_Your task:_
Please pull out every line that includes the string "приближенной".

_Exercise inputs:_
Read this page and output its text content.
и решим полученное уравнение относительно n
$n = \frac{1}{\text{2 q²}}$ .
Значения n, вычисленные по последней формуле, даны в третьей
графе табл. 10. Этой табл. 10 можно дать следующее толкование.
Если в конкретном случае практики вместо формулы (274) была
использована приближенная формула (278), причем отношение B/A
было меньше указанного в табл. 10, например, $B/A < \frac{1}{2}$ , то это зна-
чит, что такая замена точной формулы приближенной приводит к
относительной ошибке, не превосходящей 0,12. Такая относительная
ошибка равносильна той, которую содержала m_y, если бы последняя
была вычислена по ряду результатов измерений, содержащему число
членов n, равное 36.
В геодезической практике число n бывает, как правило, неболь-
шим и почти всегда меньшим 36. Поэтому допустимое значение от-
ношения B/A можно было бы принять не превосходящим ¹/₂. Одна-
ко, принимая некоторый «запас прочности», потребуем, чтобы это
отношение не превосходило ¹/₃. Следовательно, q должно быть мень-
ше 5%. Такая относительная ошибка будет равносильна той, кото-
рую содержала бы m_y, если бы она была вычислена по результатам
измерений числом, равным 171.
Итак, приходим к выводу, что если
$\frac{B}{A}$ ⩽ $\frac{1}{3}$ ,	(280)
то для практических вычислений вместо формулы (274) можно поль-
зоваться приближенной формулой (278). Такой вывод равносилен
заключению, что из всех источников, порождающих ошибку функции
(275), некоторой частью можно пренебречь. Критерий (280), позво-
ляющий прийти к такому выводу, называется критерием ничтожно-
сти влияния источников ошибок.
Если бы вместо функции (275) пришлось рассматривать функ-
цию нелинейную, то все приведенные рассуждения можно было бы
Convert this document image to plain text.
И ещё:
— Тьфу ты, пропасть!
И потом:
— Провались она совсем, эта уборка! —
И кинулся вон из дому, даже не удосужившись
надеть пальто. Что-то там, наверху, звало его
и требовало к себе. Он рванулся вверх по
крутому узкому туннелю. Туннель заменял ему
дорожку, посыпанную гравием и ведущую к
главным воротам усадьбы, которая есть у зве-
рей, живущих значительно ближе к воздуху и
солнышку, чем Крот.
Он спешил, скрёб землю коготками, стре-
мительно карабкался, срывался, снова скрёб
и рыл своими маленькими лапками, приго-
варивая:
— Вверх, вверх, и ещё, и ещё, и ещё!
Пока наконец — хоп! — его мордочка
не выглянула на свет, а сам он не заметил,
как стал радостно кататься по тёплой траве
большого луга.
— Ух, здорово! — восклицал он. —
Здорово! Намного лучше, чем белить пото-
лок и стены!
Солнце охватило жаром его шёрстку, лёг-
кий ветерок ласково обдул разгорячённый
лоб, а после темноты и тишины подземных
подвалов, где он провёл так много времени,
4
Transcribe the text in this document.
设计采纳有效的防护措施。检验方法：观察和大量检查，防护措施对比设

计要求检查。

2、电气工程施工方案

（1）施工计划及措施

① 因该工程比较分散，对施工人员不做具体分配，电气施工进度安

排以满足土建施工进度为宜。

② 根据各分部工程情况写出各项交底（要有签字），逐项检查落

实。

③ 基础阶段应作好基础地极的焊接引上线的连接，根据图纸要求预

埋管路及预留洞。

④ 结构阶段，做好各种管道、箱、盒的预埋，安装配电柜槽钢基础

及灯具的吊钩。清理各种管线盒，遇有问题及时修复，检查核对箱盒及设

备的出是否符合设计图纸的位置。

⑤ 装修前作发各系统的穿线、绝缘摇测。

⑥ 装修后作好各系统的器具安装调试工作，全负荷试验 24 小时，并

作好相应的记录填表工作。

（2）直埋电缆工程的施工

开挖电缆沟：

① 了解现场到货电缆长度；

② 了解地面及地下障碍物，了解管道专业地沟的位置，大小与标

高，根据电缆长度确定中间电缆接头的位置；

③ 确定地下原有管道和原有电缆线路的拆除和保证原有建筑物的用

_Response to this exercise:_
чит, что такая замена точной формулы приближенной приводит к
зоваться приближенной формулой (278). Такой вывод равносилен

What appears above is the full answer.